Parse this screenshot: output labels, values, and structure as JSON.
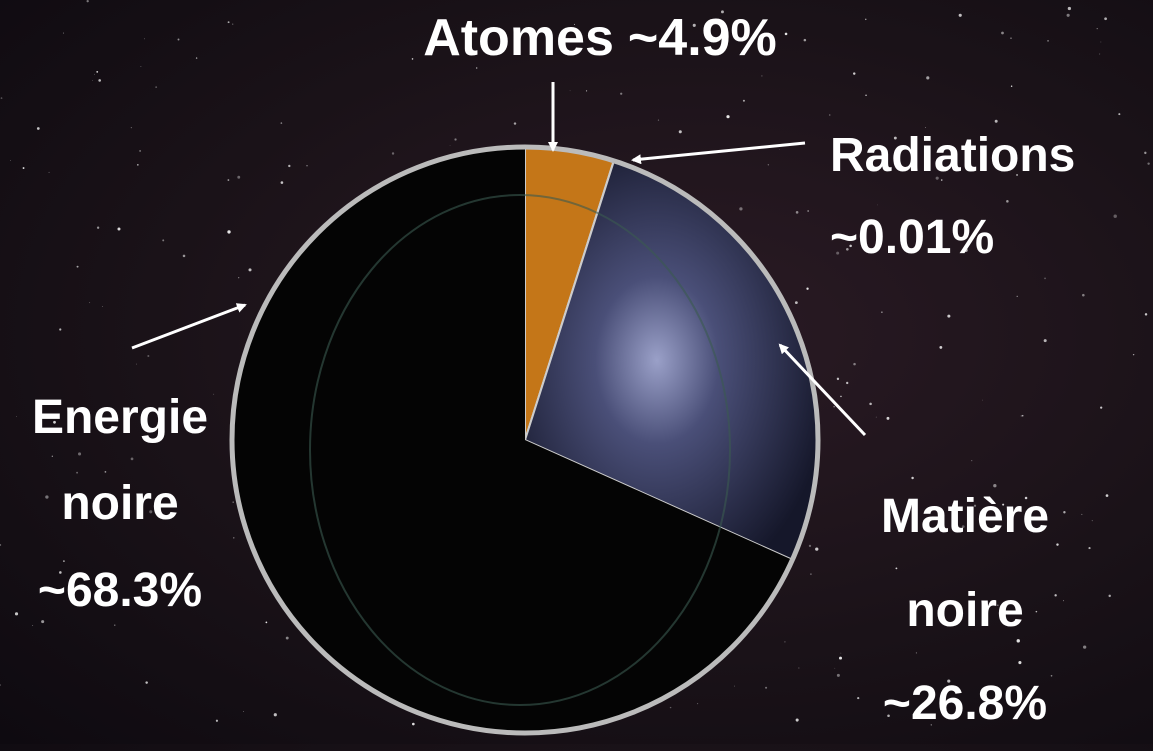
{
  "chart_data": {
    "type": "pie",
    "categories": [
      "Atomes",
      "Radiations",
      "Matière noire",
      "Energie noire"
    ],
    "values": [
      4.9,
      0.01,
      26.8,
      68.3
    ],
    "value_labels": [
      "~4.9%",
      "~0.01%",
      "~26.8%",
      "~68.3%"
    ],
    "colors": [
      "#c47618",
      "#3fa7cf",
      "#1c1f33",
      "#040404"
    ]
  }
}
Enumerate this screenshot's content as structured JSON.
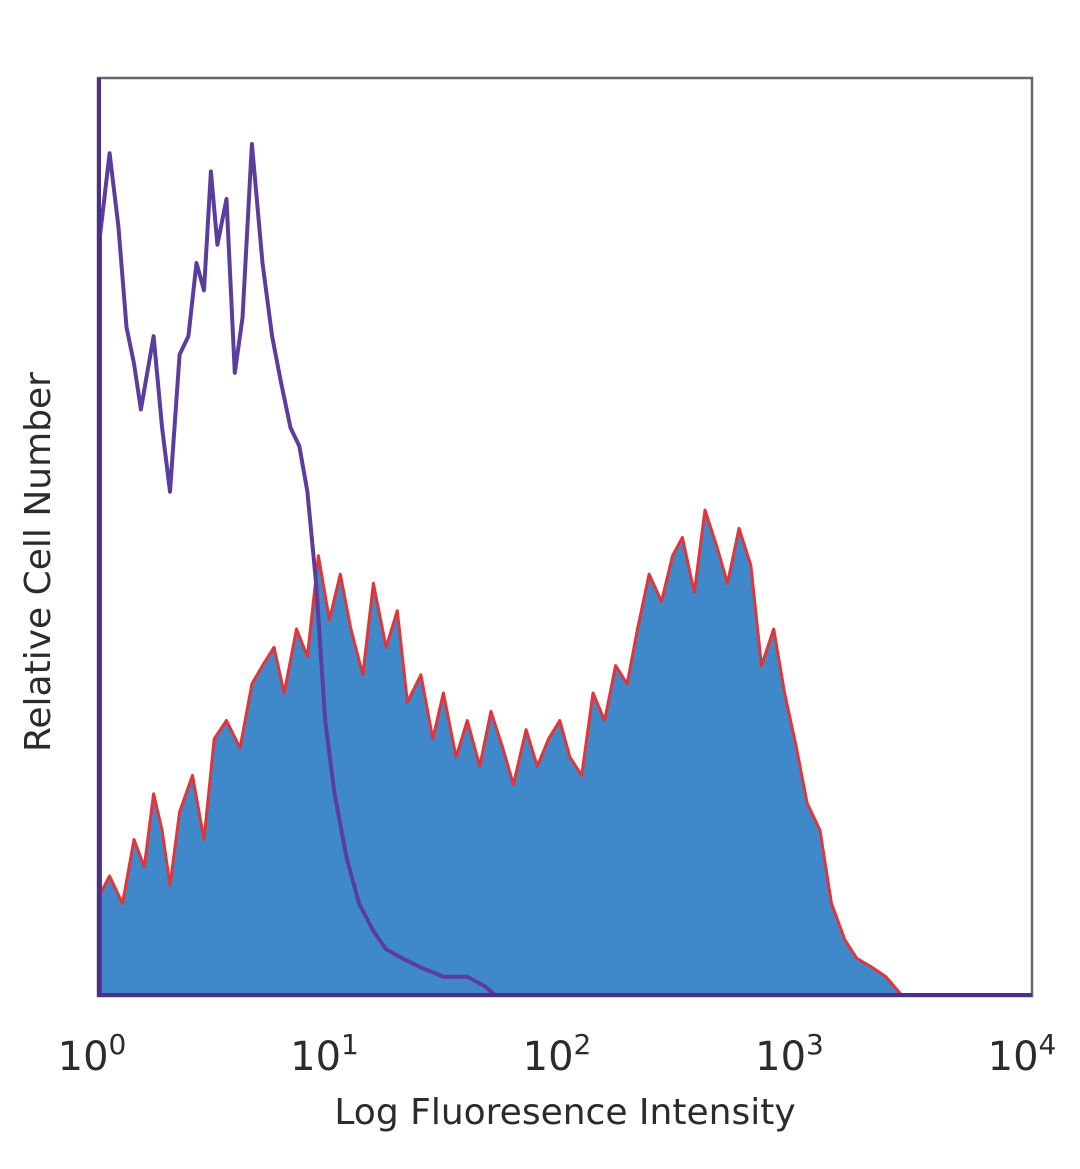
{
  "chart_data": {
    "type": "area",
    "title": "",
    "xlabel": "Log Fluoresence Intensity",
    "ylabel": "Relative Cell Number",
    "x_scale": "log10",
    "xlim": [
      1,
      10000
    ],
    "ylim": [
      0,
      1
    ],
    "grid": false,
    "legend": "none",
    "x_ticks": [
      {
        "base": "10",
        "exp": "0"
      },
      {
        "base": "10",
        "exp": "1"
      },
      {
        "base": "10",
        "exp": "2"
      },
      {
        "base": "10",
        "exp": "3"
      },
      {
        "base": "10",
        "exp": "4"
      }
    ],
    "series": [
      {
        "style": "outline",
        "color": "#5b3d9e",
        "x": [
          1.0,
          1.1,
          1.2,
          1.3,
          1.4,
          1.5,
          1.7,
          1.85,
          2.0,
          2.2,
          2.4,
          2.6,
          2.8,
          3.0,
          3.2,
          3.5,
          3.8,
          4.1,
          4.5,
          5.0,
          5.5,
          6.0,
          6.6,
          7.2,
          7.8,
          8.5,
          9.3,
          10.2,
          11.5,
          13.0,
          15.0,
          17.0,
          20.0,
          24.0,
          30.0,
          38.0,
          45.0,
          50.0,
          100.0,
          10000.0
        ],
        "y": [
          0.83,
          0.92,
          0.84,
          0.73,
          0.69,
          0.64,
          0.72,
          0.62,
          0.55,
          0.7,
          0.72,
          0.8,
          0.77,
          0.9,
          0.82,
          0.87,
          0.68,
          0.74,
          0.93,
          0.8,
          0.72,
          0.67,
          0.62,
          0.6,
          0.55,
          0.45,
          0.3,
          0.22,
          0.15,
          0.1,
          0.07,
          0.05,
          0.04,
          0.03,
          0.02,
          0.02,
          0.01,
          0.0,
          0.0,
          0.0
        ]
      },
      {
        "style": "filled",
        "color": "#3f88c9",
        "edge_color": "#e0363a",
        "x": [
          1.0,
          1.1,
          1.25,
          1.4,
          1.55,
          1.7,
          1.85,
          2.0,
          2.2,
          2.5,
          2.8,
          3.1,
          3.5,
          4.0,
          4.5,
          5.0,
          5.6,
          6.2,
          7.0,
          7.8,
          8.7,
          9.7,
          10.8,
          12.0,
          13.5,
          15.0,
          17.0,
          19.0,
          21.0,
          24.0,
          27.0,
          30.0,
          34.0,
          38.0,
          43.0,
          48.0,
          54.0,
          60.0,
          68.0,
          76.0,
          85.0,
          95.0,
          105.0,
          118.0,
          132.0,
          148.0,
          165.0,
          185.0,
          205.0,
          230.0,
          260.0,
          290.0,
          320.0,
          360.0,
          400.0,
          450.0,
          500.0,
          560.0,
          630.0,
          700.0,
          790.0,
          880.0,
          990.0,
          1100.0,
          1250.0,
          1400.0,
          1600.0,
          1800.0,
          2100.0,
          2400.0,
          2800.0,
          3100.0,
          10000.0
        ],
        "y": [
          0.11,
          0.13,
          0.1,
          0.17,
          0.14,
          0.22,
          0.18,
          0.12,
          0.2,
          0.24,
          0.17,
          0.28,
          0.3,
          0.27,
          0.34,
          0.36,
          0.38,
          0.33,
          0.4,
          0.37,
          0.48,
          0.41,
          0.46,
          0.4,
          0.35,
          0.45,
          0.38,
          0.42,
          0.32,
          0.35,
          0.28,
          0.33,
          0.26,
          0.3,
          0.25,
          0.31,
          0.27,
          0.23,
          0.29,
          0.25,
          0.28,
          0.3,
          0.26,
          0.24,
          0.33,
          0.3,
          0.36,
          0.34,
          0.4,
          0.46,
          0.43,
          0.48,
          0.5,
          0.44,
          0.53,
          0.49,
          0.45,
          0.51,
          0.47,
          0.36,
          0.4,
          0.33,
          0.27,
          0.21,
          0.18,
          0.1,
          0.06,
          0.04,
          0.03,
          0.02,
          0.0,
          0.0,
          0.0
        ]
      }
    ]
  }
}
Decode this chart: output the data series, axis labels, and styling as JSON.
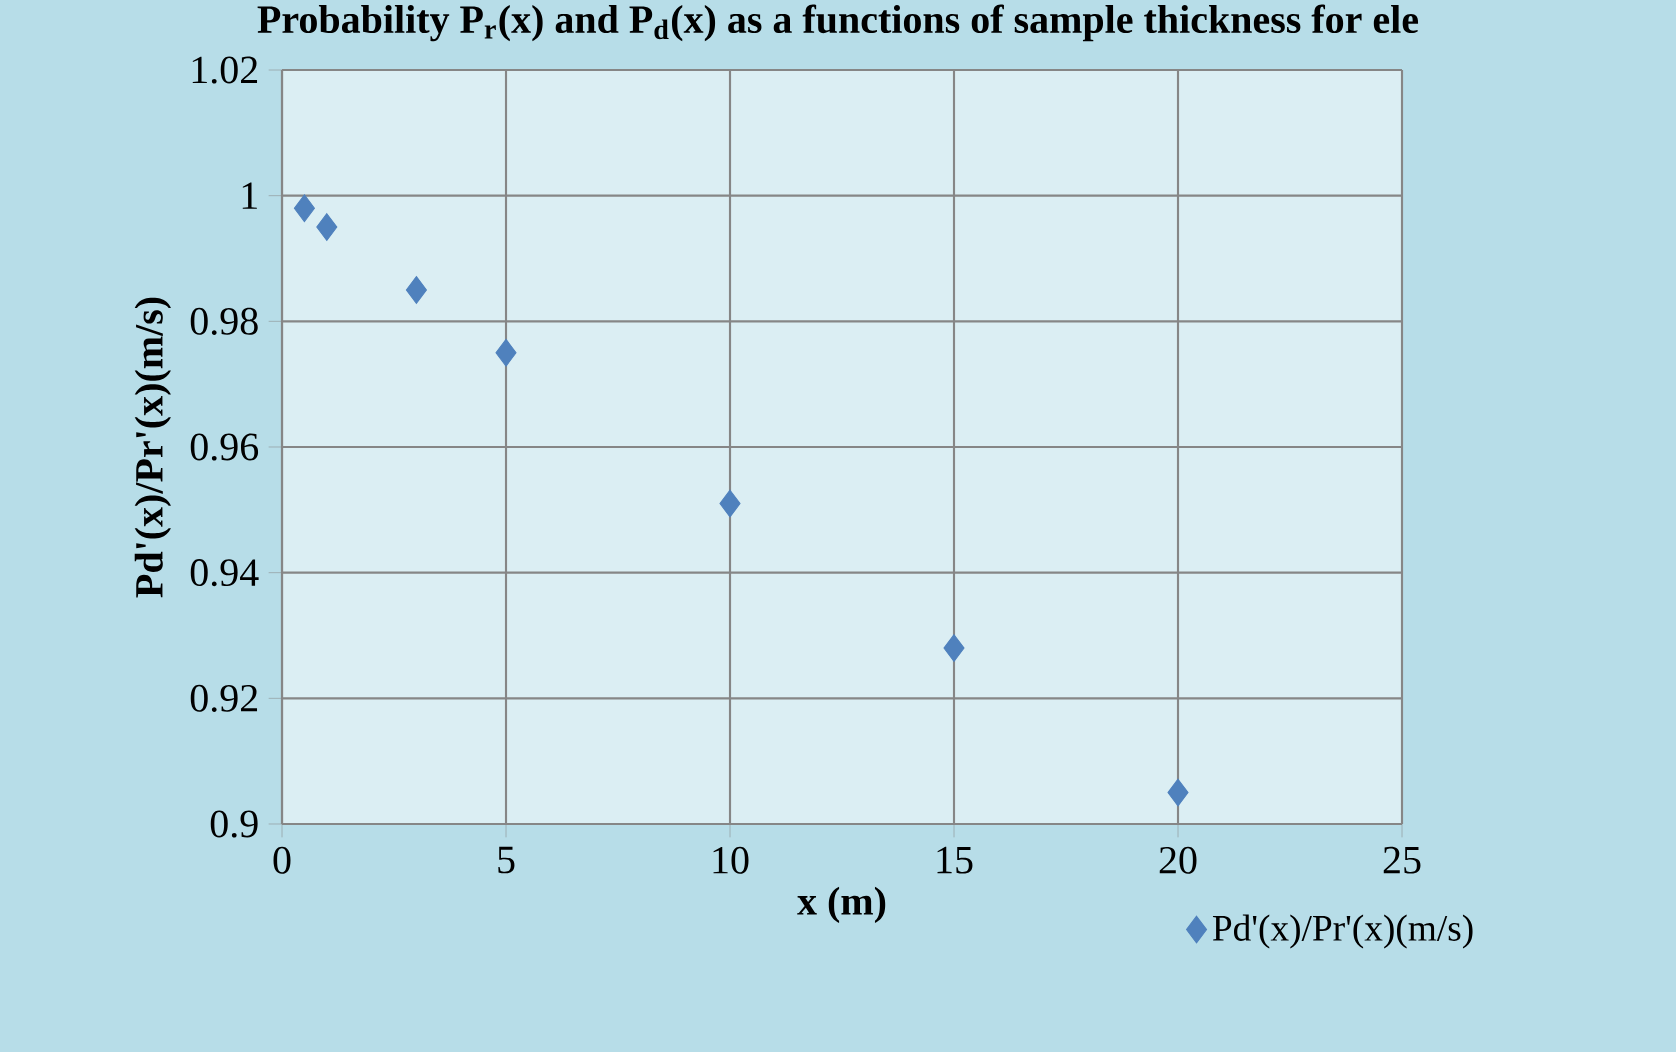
{
  "chart_data": {
    "type": "scatter",
    "title": "Probability P$_{r}$(x) and P$_{d}$(x) as a functions of sample thickness for ele",
    "xlabel": "x (m)",
    "ylabel": "Pd'(x)/Pr'(x)(m/s)",
    "series": [
      {
        "name": "Pd'(x)/Pr'(x)(m/s)",
        "color": "#4f81bd",
        "x": [
          0.5,
          1,
          3,
          5,
          10,
          15,
          20
        ],
        "values": [
          0.998,
          0.995,
          0.985,
          0.975,
          0.951,
          0.928,
          0.905
        ]
      }
    ],
    "xlim": [
      0,
      25
    ],
    "ylim": [
      0.9,
      1.02
    ],
    "xticks": [
      0,
      5,
      10,
      15,
      20,
      25
    ],
    "yticks": [
      0.9,
      0.92,
      0.94,
      0.96,
      0.98,
      1,
      1.02
    ],
    "grid": true,
    "legend": "bottom right",
    "marker": "diamond"
  }
}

* * * * * * *

The task =
Copy the material above in full and exactly, skipping pictures.

Solution for this task =
Parse this screenshot: output labels, values, and structure as JSON.
{
  "chart_data": {
    "type": "pie",
    "categories": [
      "Atomes",
      "Radiations",
      "Matière noire",
      "Energie noire"
    ],
    "values": [
      4.9,
      0.01,
      26.8,
      68.3
    ],
    "value_labels": [
      "~4.9%",
      "~0.01%",
      "~26.8%",
      "~68.3%"
    ],
    "colors": [
      "#c47618",
      "#3fa7cf",
      "#1c1f33",
      "#040404"
    ]
  }
}
Enumerate this screenshot's content as structured JSON.
{
  "chart_data": {
    "type": "area",
    "title": "",
    "xlabel": "Log Fluoresence Intensity",
    "ylabel": "Relative Cell Number",
    "x_scale": "log10",
    "xlim": [
      1,
      10000
    ],
    "ylim": [
      0,
      1
    ],
    "grid": false,
    "legend": "none",
    "x_ticks": [
      {
        "base": "10",
        "exp": "0"
      },
      {
        "base": "10",
        "exp": "1"
      },
      {
        "base": "10",
        "exp": "2"
      },
      {
        "base": "10",
        "exp": "3"
      },
      {
        "base": "10",
        "exp": "4"
      }
    ],
    "series": [
      {
        "style": "outline",
        "color": "#5b3d9e",
        "x": [
          1.0,
          1.1,
          1.2,
          1.3,
          1.4,
          1.5,
          1.7,
          1.85,
          2.0,
          2.2,
          2.4,
          2.6,
          2.8,
          3.0,
          3.2,
          3.5,
          3.8,
          4.1,
          4.5,
          5.0,
          5.5,
          6.0,
          6.6,
          7.2,
          7.8,
          8.5,
          9.3,
          10.2,
          11.5,
          13.0,
          15.0,
          17.0,
          20.0,
          24.0,
          30.0,
          38.0,
          45.0,
          50.0,
          100.0,
          10000.0
        ],
        "y": [
          0.83,
          0.92,
          0.84,
          0.73,
          0.69,
          0.64,
          0.72,
          0.62,
          0.55,
          0.7,
          0.72,
          0.8,
          0.77,
          0.9,
          0.82,
          0.87,
          0.68,
          0.74,
          0.93,
          0.8,
          0.72,
          0.67,
          0.62,
          0.6,
          0.55,
          0.45,
          0.3,
          0.22,
          0.15,
          0.1,
          0.07,
          0.05,
          0.04,
          0.03,
          0.02,
          0.02,
          0.01,
          0.0,
          0.0,
          0.0
        ]
      },
      {
        "style": "filled",
        "color": "#3f88c9",
        "edge_color": "#e0363a",
        "x": [
          1.0,
          1.1,
          1.25,
          1.4,
          1.55,
          1.7,
          1.85,
          2.0,
          2.2,
          2.5,
          2.8,
          3.1,
          3.5,
          4.0,
          4.5,
          5.0,
          5.6,
          6.2,
          7.0,
          7.8,
          8.7,
          9.7,
          10.8,
          12.0,
          13.5,
          15.0,
          17.0,
          19.0,
          21.0,
          24.0,
          27.0,
          30.0,
          34.0,
          38.0,
          43.0,
          48.0,
          54.0,
          60.0,
          68.0,
          76.0,
          85.0,
          95.0,
          105.0,
          118.0,
          132.0,
          148.0,
          165.0,
          185.0,
          205.0,
          230.0,
          260.0,
          290.0,
          320.0,
          360.0,
          400.0,
          450.0,
          500.0,
          560.0,
          630.0,
          700.0,
          790.0,
          880.0,
          990.0,
          1100.0,
          1250.0,
          1400.0,
          1600.0,
          1800.0,
          2100.0,
          2400.0,
          2800.0,
          3100.0,
          10000.0
        ],
        "y": [
          0.11,
          0.13,
          0.1,
          0.17,
          0.14,
          0.22,
          0.18,
          0.12,
          0.2,
          0.24,
          0.17,
          0.28,
          0.3,
          0.27,
          0.34,
          0.36,
          0.38,
          0.33,
          0.4,
          0.37,
          0.48,
          0.41,
          0.46,
          0.4,
          0.35,
          0.45,
          0.38,
          0.42,
          0.32,
          0.35,
          0.28,
          0.33,
          0.26,
          0.3,
          0.25,
          0.31,
          0.27,
          0.23,
          0.29,
          0.25,
          0.28,
          0.3,
          0.26,
          0.24,
          0.33,
          0.3,
          0.36,
          0.34,
          0.4,
          0.46,
          0.43,
          0.48,
          0.5,
          0.44,
          0.53,
          0.49,
          0.45,
          0.51,
          0.47,
          0.36,
          0.4,
          0.33,
          0.27,
          0.21,
          0.18,
          0.1,
          0.06,
          0.04,
          0.03,
          0.02,
          0.0,
          0.0,
          0.0
        ]
      }
    ]
  }
}
Decode this chart: output the data series, axis labels, and styling as JSON.
{
  "chart_data": {
    "type": "scatter",
    "title": "Probability P$_{r}$(x) and P$_{d}$(x) as a functions of sample thickness for ele",
    "xlabel": "x (m)",
    "ylabel": "Pd'(x)/Pr'(x)(m/s)",
    "series": [
      {
        "name": "Pd'(x)/Pr'(x)(m/s)",
        "color": "#4f81bd",
        "x": [
          0.5,
          1,
          3,
          5,
          10,
          15,
          20
        ],
        "values": [
          0.998,
          0.995,
          0.985,
          0.975,
          0.951,
          0.928,
          0.905
        ]
      }
    ],
    "xlim": [
      0,
      25
    ],
    "ylim": [
      0.9,
      1.02
    ],
    "xticks": [
      0,
      5,
      10,
      15,
      20,
      25
    ],
    "yticks": [
      0.9,
      0.92,
      0.94,
      0.96,
      0.98,
      1,
      1.02
    ],
    "grid": true,
    "legend": "bottom right",
    "marker": "diamond"
  }
}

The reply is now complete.